_Exercise description:_ Copy out all lines that hold "title".

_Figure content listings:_
=======

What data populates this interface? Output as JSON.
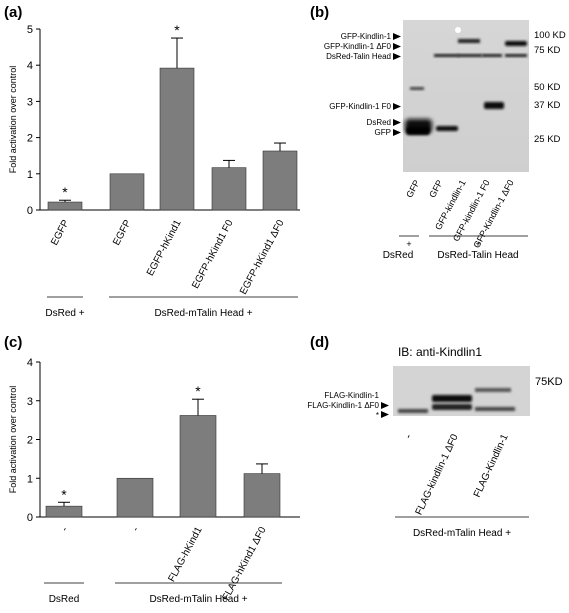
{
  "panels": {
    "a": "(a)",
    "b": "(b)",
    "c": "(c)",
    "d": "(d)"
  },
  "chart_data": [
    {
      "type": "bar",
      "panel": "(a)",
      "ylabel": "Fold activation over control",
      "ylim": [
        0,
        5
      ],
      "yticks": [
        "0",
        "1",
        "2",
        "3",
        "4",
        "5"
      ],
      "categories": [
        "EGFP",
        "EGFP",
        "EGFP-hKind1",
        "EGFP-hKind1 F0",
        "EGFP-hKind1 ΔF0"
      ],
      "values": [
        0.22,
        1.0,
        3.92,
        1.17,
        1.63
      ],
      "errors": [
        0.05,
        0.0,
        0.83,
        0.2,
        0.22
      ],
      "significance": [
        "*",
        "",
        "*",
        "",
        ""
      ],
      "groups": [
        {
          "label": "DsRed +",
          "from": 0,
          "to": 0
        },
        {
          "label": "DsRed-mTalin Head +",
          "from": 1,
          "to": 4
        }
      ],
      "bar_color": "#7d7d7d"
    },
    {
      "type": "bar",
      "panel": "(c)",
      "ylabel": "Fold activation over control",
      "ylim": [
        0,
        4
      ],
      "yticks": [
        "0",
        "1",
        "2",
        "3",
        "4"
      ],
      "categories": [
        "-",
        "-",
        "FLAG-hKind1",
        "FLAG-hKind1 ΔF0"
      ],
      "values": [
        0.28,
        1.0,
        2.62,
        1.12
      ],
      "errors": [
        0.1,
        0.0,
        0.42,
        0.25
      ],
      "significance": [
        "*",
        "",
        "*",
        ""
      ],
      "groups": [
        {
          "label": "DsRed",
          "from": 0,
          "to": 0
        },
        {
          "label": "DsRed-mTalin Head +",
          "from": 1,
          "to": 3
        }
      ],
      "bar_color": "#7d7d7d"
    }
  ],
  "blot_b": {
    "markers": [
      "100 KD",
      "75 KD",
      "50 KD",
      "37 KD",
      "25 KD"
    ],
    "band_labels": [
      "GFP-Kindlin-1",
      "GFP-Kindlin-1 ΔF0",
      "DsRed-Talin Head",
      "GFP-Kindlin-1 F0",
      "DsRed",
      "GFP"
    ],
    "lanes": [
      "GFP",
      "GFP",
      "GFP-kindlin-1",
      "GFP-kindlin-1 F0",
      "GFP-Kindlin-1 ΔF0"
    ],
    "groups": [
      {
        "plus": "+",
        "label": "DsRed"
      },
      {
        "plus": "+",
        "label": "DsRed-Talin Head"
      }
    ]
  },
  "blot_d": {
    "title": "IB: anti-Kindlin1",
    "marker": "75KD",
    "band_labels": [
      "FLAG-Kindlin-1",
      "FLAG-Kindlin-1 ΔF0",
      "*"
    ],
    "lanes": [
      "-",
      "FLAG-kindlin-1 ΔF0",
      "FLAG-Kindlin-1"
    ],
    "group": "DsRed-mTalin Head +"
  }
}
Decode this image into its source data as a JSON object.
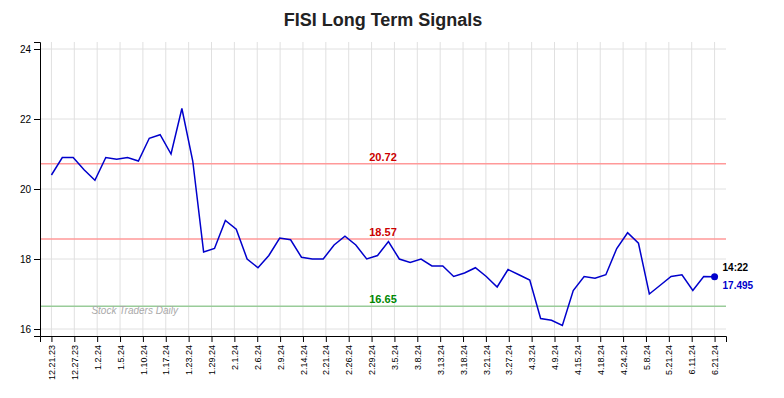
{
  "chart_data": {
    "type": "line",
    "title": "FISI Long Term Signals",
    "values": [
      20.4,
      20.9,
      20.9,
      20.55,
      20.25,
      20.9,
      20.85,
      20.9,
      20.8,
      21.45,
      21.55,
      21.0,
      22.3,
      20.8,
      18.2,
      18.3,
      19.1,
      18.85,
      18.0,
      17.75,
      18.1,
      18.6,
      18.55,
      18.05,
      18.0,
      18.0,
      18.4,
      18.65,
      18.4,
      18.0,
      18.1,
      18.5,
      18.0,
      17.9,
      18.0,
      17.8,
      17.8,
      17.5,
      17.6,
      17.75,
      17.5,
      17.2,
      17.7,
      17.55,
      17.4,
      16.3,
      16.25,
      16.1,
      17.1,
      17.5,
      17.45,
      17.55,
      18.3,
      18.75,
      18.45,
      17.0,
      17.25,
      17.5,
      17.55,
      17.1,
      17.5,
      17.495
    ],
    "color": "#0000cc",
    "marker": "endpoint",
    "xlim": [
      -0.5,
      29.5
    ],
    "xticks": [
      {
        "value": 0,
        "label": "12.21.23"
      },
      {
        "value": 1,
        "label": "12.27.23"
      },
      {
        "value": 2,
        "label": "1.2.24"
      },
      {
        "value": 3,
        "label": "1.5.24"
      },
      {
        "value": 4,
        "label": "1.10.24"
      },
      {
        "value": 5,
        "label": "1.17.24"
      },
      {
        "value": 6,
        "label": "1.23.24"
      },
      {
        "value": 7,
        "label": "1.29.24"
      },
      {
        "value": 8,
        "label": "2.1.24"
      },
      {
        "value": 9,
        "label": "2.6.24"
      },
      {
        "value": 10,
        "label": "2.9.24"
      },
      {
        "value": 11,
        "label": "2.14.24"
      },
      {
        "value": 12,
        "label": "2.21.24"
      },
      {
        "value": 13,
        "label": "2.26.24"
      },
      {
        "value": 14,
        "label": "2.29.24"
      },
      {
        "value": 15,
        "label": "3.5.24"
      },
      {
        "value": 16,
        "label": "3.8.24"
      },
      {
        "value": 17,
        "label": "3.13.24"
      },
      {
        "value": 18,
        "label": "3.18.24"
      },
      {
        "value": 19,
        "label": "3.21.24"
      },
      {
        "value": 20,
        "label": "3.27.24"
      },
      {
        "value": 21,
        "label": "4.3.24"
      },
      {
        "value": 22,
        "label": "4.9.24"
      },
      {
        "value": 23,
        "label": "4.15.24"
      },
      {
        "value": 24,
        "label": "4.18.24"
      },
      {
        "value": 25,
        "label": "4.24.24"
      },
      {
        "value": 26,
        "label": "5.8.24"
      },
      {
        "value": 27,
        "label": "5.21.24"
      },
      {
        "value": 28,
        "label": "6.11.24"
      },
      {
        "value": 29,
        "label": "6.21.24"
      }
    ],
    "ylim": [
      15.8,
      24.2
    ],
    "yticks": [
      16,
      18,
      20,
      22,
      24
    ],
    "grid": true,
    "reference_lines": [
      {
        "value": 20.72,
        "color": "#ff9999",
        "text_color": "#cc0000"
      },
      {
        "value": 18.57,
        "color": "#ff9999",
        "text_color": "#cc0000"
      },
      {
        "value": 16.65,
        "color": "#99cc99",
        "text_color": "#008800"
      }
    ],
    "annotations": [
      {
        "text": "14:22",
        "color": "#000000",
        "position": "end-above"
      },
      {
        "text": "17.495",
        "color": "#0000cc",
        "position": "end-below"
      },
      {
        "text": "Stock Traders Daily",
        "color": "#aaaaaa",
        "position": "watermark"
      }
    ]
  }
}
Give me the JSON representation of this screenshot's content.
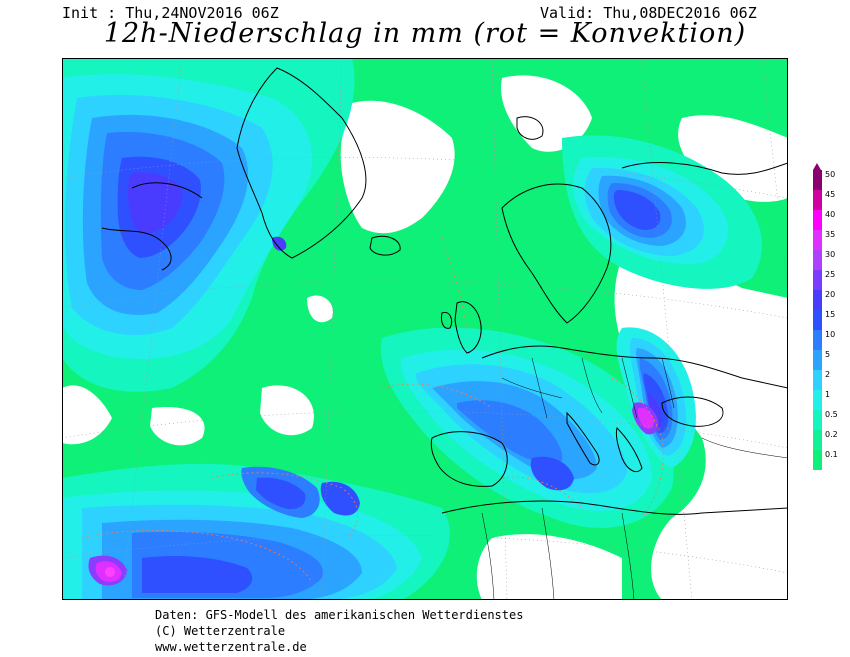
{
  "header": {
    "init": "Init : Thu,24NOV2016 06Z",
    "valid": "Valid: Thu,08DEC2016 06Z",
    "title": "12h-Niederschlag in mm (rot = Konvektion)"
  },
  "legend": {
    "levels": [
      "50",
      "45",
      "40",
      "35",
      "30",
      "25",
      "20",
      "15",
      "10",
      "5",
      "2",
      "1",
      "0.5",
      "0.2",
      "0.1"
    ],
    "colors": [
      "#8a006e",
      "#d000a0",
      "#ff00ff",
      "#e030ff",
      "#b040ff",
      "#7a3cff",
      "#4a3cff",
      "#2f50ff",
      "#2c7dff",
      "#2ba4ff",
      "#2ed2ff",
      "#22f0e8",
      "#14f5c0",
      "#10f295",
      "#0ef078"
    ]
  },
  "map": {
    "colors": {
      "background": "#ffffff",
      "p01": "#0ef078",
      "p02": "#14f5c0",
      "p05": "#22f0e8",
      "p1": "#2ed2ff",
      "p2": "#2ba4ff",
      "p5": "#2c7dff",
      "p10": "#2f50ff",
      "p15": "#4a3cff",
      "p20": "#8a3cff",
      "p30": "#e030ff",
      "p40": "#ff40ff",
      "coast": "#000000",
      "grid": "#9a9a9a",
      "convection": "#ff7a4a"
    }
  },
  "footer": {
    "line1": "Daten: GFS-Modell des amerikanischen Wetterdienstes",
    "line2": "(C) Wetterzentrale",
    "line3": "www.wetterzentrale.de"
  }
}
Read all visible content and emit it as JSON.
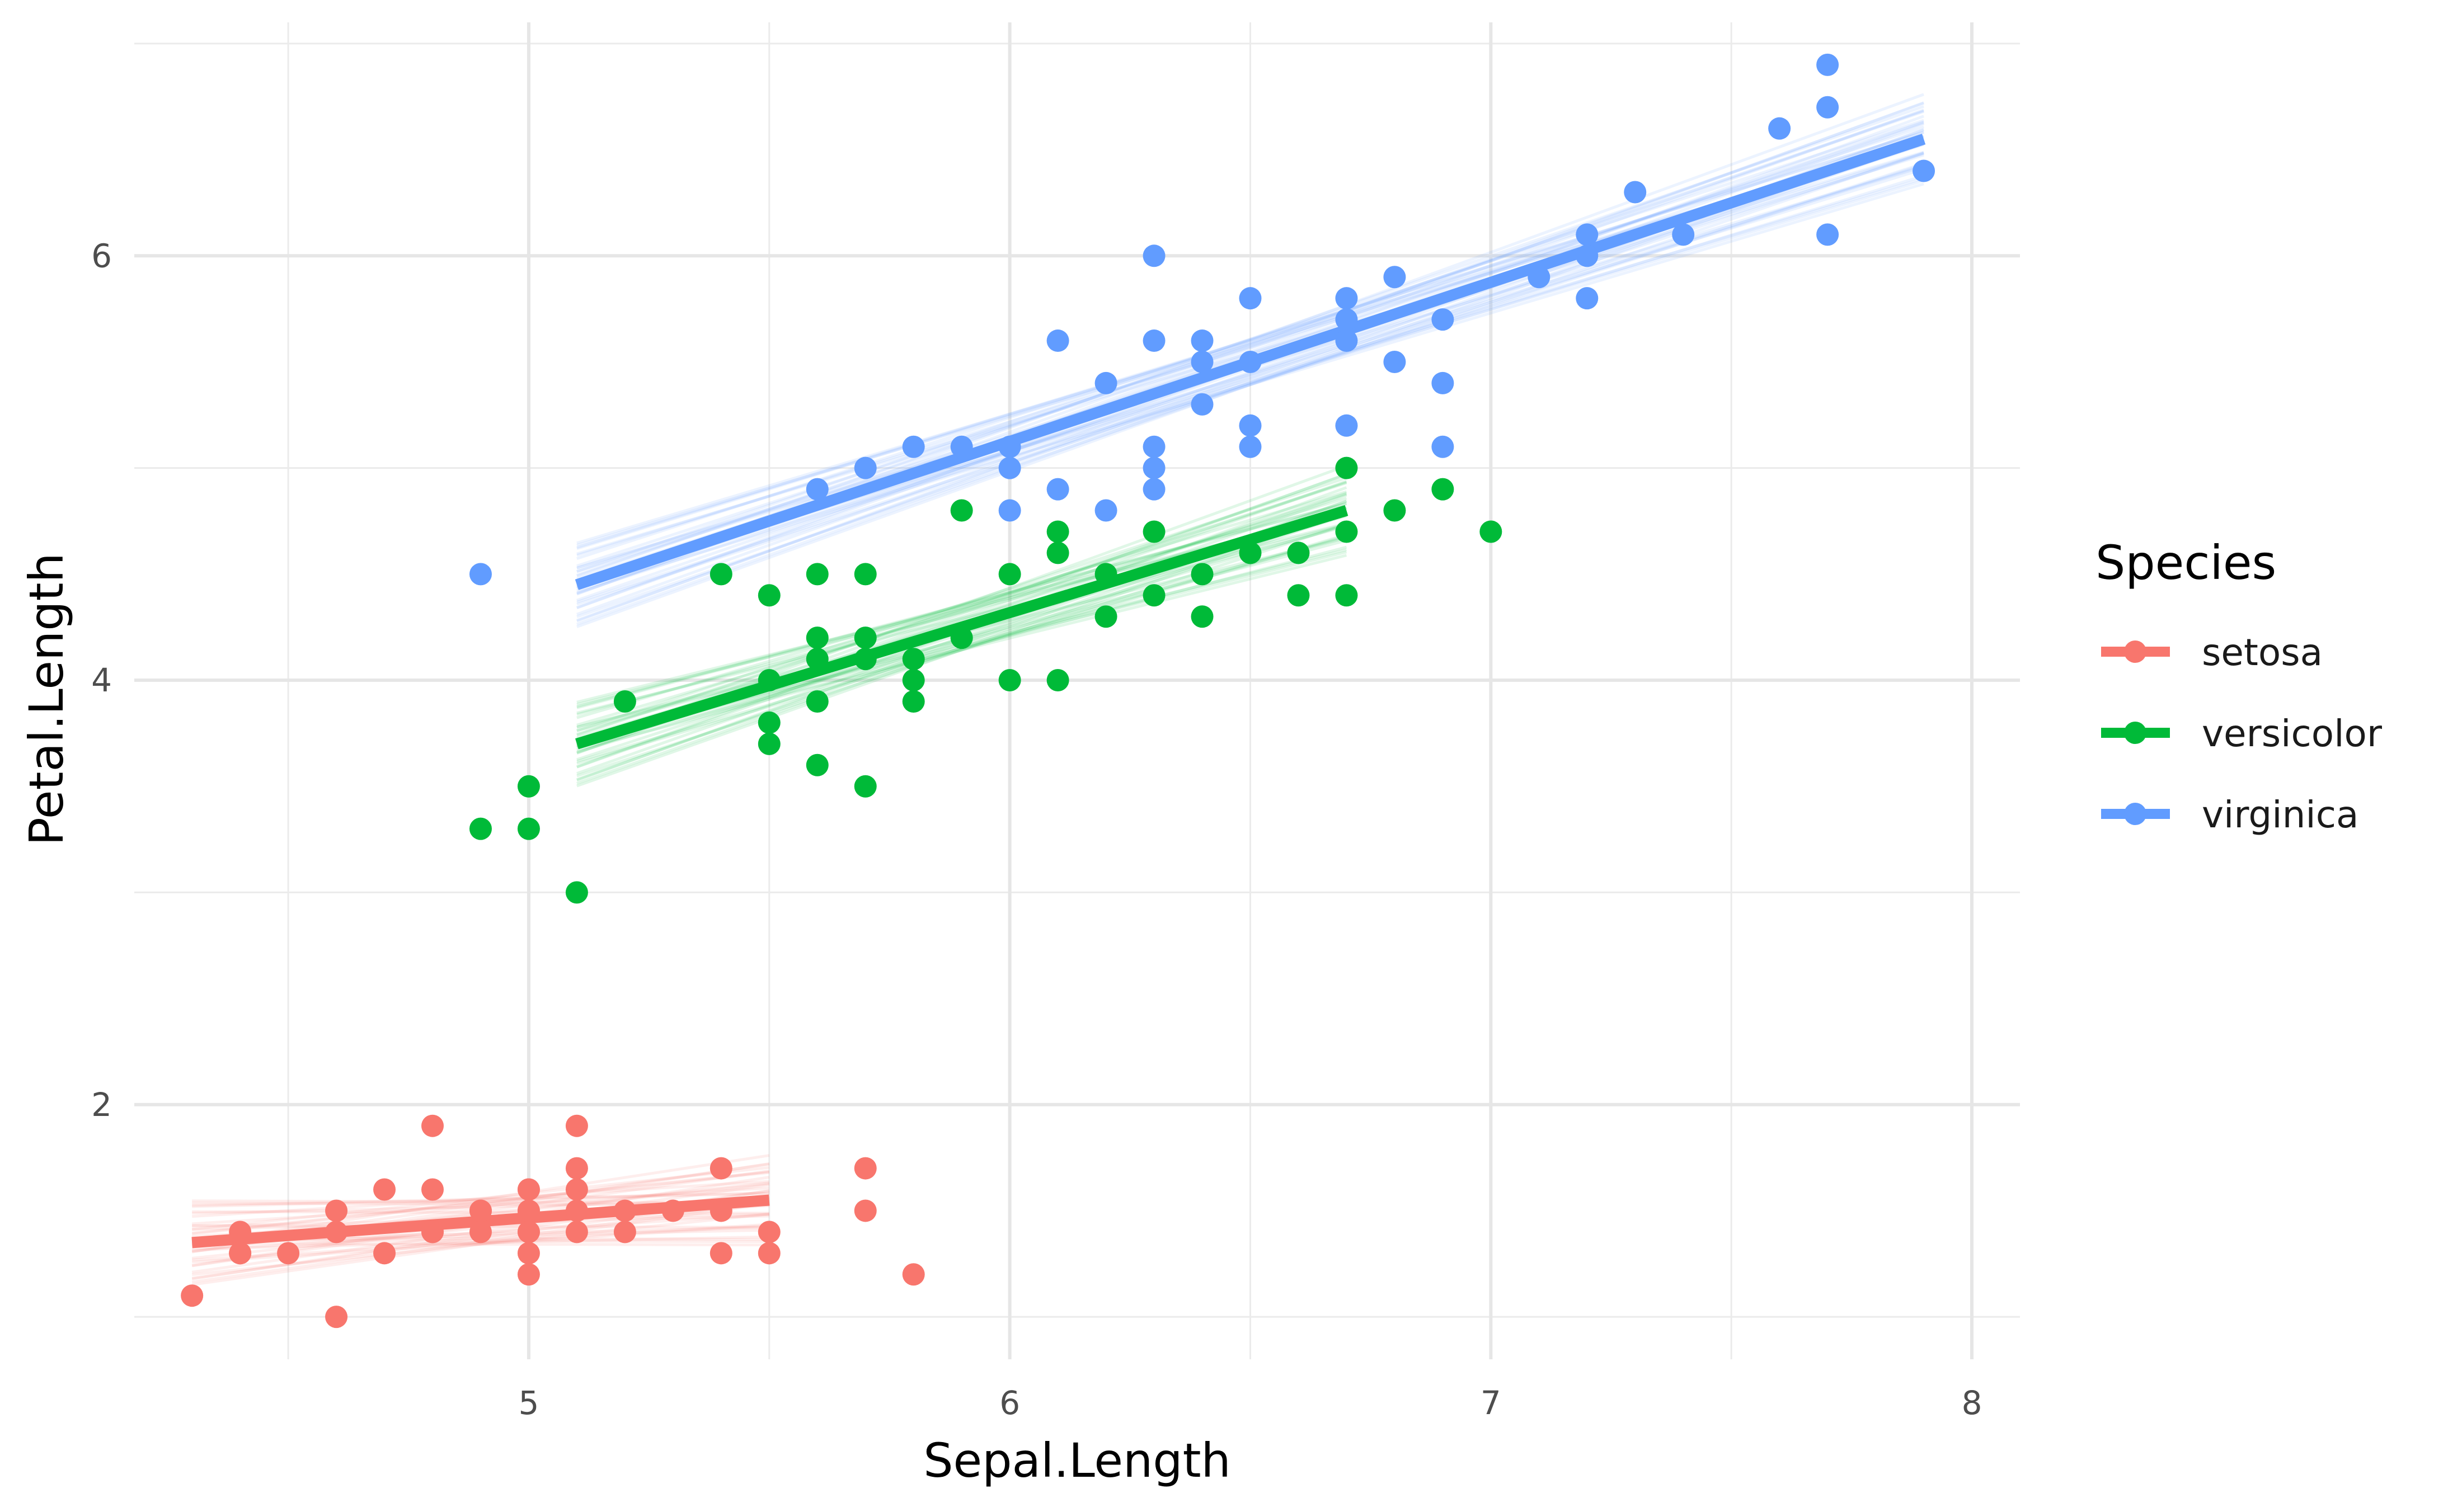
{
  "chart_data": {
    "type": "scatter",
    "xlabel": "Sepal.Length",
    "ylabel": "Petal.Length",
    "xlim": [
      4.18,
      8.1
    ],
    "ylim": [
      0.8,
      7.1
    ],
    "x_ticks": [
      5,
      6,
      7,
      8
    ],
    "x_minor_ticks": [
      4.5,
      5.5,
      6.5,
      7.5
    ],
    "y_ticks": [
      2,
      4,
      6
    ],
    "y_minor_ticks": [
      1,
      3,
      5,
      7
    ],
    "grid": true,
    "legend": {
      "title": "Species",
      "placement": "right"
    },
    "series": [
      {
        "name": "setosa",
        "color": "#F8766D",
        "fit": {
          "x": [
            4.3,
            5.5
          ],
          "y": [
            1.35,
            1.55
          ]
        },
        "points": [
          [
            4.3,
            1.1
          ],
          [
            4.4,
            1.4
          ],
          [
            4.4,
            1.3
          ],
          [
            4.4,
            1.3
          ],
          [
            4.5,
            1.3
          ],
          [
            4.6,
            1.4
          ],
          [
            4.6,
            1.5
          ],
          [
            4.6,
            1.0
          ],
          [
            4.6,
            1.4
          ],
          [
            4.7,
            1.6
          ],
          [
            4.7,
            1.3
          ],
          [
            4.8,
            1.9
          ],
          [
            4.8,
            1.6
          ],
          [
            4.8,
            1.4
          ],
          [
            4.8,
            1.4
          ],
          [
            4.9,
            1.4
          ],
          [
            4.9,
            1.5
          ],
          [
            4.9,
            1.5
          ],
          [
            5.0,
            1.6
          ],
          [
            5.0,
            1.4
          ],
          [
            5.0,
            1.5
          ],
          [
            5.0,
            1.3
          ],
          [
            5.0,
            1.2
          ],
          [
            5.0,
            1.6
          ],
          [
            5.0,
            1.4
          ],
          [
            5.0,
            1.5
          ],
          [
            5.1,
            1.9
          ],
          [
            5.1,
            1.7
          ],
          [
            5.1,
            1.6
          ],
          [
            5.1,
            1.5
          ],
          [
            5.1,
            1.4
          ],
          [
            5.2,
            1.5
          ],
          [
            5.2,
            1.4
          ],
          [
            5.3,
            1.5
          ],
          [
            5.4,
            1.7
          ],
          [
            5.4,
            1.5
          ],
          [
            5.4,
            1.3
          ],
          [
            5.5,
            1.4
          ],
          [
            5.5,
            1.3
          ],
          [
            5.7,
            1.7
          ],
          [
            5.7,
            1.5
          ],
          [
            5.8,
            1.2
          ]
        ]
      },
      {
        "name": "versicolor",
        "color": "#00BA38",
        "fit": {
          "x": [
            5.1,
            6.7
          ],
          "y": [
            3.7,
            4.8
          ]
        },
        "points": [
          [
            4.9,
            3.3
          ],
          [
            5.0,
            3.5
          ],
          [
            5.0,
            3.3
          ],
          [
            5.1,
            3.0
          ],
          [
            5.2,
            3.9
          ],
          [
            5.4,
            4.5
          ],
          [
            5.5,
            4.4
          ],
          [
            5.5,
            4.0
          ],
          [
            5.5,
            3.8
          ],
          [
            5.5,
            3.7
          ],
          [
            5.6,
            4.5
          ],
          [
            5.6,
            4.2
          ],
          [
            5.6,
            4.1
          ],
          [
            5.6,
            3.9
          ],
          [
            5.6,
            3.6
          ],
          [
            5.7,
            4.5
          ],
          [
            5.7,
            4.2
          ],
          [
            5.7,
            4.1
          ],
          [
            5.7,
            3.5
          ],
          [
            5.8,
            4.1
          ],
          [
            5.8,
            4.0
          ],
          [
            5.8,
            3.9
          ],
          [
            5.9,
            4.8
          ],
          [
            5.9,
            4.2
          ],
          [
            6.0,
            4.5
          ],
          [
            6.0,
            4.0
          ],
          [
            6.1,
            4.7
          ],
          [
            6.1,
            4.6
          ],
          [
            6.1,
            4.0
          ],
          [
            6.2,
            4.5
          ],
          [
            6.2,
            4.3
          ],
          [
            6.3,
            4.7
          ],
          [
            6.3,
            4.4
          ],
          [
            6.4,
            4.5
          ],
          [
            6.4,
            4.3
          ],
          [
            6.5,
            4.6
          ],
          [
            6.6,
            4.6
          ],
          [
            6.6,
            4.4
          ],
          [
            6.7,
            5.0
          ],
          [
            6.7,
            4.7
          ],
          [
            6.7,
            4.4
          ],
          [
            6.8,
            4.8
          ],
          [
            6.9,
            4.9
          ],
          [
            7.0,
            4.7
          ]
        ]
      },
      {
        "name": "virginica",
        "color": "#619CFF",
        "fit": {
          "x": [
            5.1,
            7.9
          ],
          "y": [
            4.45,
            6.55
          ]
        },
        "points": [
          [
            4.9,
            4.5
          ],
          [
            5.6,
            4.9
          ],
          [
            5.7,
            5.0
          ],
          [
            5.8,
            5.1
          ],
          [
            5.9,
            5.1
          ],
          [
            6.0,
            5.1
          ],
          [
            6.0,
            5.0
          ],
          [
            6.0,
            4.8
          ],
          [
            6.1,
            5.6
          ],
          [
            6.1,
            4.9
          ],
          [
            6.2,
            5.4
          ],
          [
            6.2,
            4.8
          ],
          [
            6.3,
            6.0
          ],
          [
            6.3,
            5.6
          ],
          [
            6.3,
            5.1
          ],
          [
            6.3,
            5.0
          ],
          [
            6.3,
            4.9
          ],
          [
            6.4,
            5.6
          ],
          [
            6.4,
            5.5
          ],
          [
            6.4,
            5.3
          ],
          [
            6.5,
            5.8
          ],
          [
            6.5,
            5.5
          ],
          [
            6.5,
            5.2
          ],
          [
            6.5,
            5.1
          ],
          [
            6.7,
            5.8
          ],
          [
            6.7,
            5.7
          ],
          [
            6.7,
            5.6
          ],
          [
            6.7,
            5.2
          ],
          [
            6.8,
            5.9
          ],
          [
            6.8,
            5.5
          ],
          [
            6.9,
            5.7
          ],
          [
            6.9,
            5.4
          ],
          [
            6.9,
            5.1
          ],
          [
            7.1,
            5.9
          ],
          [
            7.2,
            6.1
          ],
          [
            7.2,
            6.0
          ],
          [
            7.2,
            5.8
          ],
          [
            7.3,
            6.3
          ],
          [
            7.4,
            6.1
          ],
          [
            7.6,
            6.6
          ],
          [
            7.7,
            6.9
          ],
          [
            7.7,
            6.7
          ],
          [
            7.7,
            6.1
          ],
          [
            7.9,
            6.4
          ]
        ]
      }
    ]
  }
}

=======

_Full solution:_
    "title": "IB: anti-Kindlin1",
    "title": "FISI Long Term Signals",
    "title": "12h-Niederschlag in mm (rot = Konvektion)"
      "title": "Species",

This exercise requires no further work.